PROBLEM STATEMENT: Go through the data and copy every line exactly, but not the images.

--- begin RECORDS PROVIDED ---

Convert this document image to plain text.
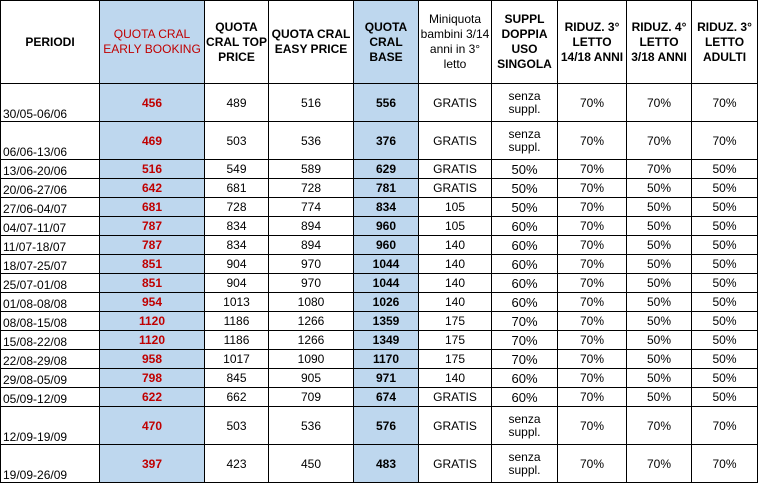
PERIODI	QUOTA CRAL EARLY BOOKING	QUOTA CRAL TOP PRICE	QUOTA CRAL EASY PRICE	QUOTA CRAL BASE	Miniquota bambini 3/14 anni in 3° letto	SUPPL DOPPIA USO SINGOLA	RIDUZ. 3° LETTO 14/18 ANNI	RIDUZ. 4° LETTO 3/18 ANNI	RIDUZ. 3° LETTO ADULTI
30/05-06/06	456	489	516	556	GRATIS	senza suppl.	70%	70%	70%
06/06-13/06	469	503	536	376	GRATIS	senza suppl.	70%	70%	70%
13/06-20/06	516	549	589	629	GRATIS	50%	70%	70%	50%
20/06-27/06	642	681	728	781	GRATIS	50%	70%	50%	50%
27/06-04/07	681	728	774	834	105	50%	70%	50%	50%
04/07-11/07	787	834	894	960	105	60%	70%	50%	50%
11/07-18/07	787	834	894	960	140	60%	70%	50%	50%
18/07-25/07	851	904	970	1044	140	60%	70%	50%	50%
25/07-01/08	851	904	970	1044	140	60%	70%	50%	50%
01/08-08/08	954	1013	1080	1026	140	60%	70%	50%	50%
08/08-15/08	1120	1186	1266	1359	175	70%	70%	50%	50%
15/08-22/08	1120	1186	1266	1349	175	70%	70%	50%	50%
22/08-29/08	958	1017	1090	1170	175	70%	70%	50%	50%
29/08-05/09	798	845	905	971	140	60%	70%	50%	50%
05/09-12/09	622	662	709	674	GRATIS	60%	70%	50%	50%
12/09-19/09	470	503	536	576	GRATIS	senza suppl.	70%	70%	70%
19/09-26/09	397	423	450	483	GRATIS	senza suppl.	70%	70%	70%
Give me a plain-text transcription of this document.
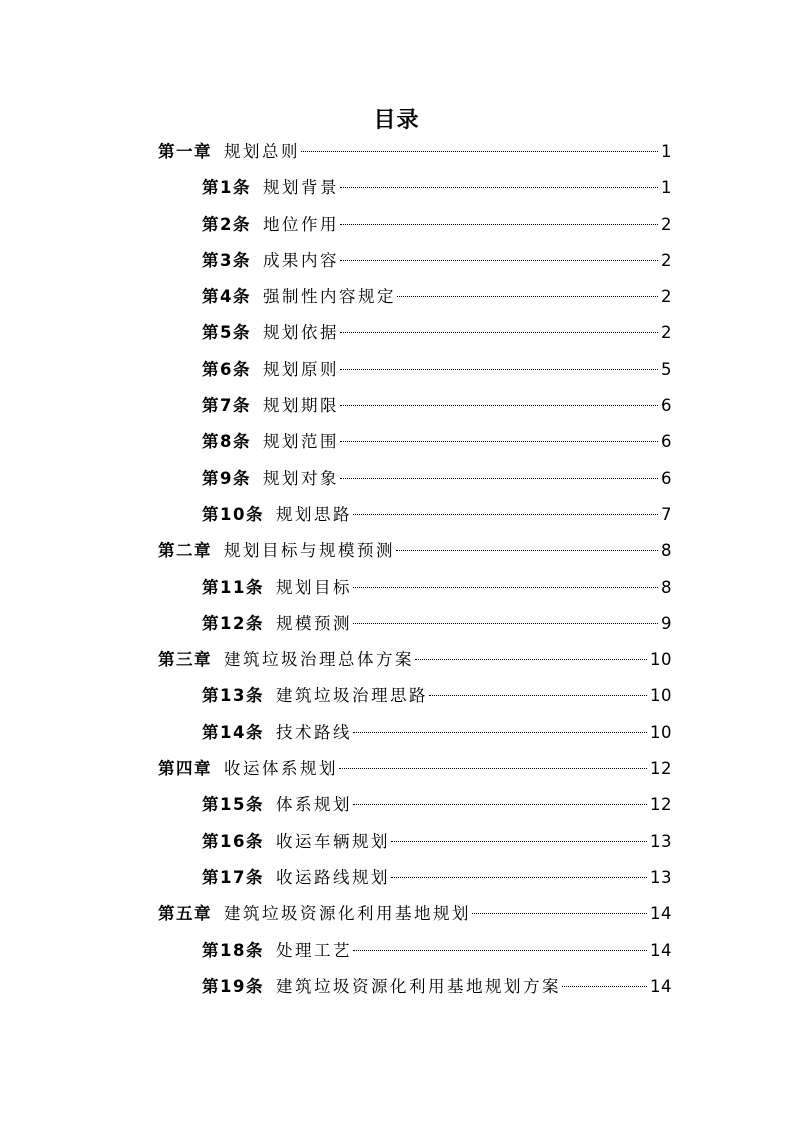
目录
第一章 规划总则	1
第1条 规划背景	1
第2条 地位作用	2
第3条 成果内容	2
第4条 强制性内容规定	2
第5条 规划依据	2
第6条 规划原则	5
第7条 规划期限	6
第8条 规划范围	6
第9条 规划对象	6
第10条 规划思路	7
第二章 规划目标与规模预测	8
第11条 规划目标	8
第12条 规模预测	9
第三章 建筑垃圾治理总体方案	10
第13条 建筑垃圾治理思路	10
第14条 技术路线	10
第四章 收运体系规划	12
第15条 体系规划	12
第16条 收运车辆规划	13
第17条 收运路线规划	13
第五章 建筑垃圾资源化利用基地规划	14
第18条 处理工艺	14
第19条 建筑垃圾资源化利用基地规划方案	14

--- end RECORDS PROVIDED ---

THE REPLY:
Convert this document image to plain text.
PERIODI	QUOTA CRAL EARLY BOOKING	QUOTA CRAL TOP PRICE	QUOTA CRAL EASY PRICE	QUOTA CRAL BASE	Miniquota bambini 3/14 anni in 3° letto	SUPPL DOPPIA USO SINGOLA	RIDUZ. 3° LETTO 14/18 ANNI	RIDUZ. 4° LETTO 3/18 ANNI	RIDUZ. 3° LETTO ADULTI
30/05-06/06	456	489	516	556	GRATIS	senza suppl.	70%	70%	70%
06/06-13/06	469	503	536	376	GRATIS	senza suppl.	70%	70%	70%
13/06-20/06	516	549	589	629	GRATIS	50%	70%	70%	50%
20/06-27/06	642	681	728	781	GRATIS	50%	70%	50%	50%
27/06-04/07	681	728	774	834	105	50%	70%	50%	50%
04/07-11/07	787	834	894	960	105	60%	70%	50%	50%
11/07-18/07	787	834	894	960	140	60%	70%	50%	50%
18/07-25/07	851	904	970	1044	140	60%	70%	50%	50%
25/07-01/08	851	904	970	1044	140	60%	70%	50%	50%
01/08-08/08	954	1013	1080	1026	140	60%	70%	50%	50%
08/08-15/08	1120	1186	1266	1359	175	70%	70%	50%	50%
15/08-22/08	1120	1186	1266	1349	175	70%	70%	50%	50%
22/08-29/08	958	1017	1090	1170	175	70%	70%	50%	50%
29/08-05/09	798	845	905	971	140	60%	70%	50%	50%
05/09-12/09	622	662	709	674	GRATIS	60%	70%	50%	50%
12/09-19/09	470	503	536	576	GRATIS	senza suppl.	70%	70%	70%
19/09-26/09	397	423	450	483	GRATIS	senza suppl.	70%	70%	70%
Give me a plain-text transcription of this document.
目录
第一章 规划总则	1
第1条 规划背景	1
第2条 地位作用	2
第3条 成果内容	2
第4条 强制性内容规定	2
第5条 规划依据	2
第6条 规划原则	5
第7条 规划期限	6
第8条 规划范围	6
第9条 规划对象	6
第10条 规划思路	7
第二章 规划目标与规模预测	8
第11条 规划目标	8
第12条 规模预测	9
第三章 建筑垃圾治理总体方案	10
第13条 建筑垃圾治理思路	10
第14条 技术路线	10
第四章 收运体系规划	12
第15条 体系规划	12
第16条 收运车辆规划	13
第17条 收运路线规划	13
第五章 建筑垃圾资源化利用基地规划	14
第18条 处理工艺	14
第19条 建筑垃圾资源化利用基地规划方案	14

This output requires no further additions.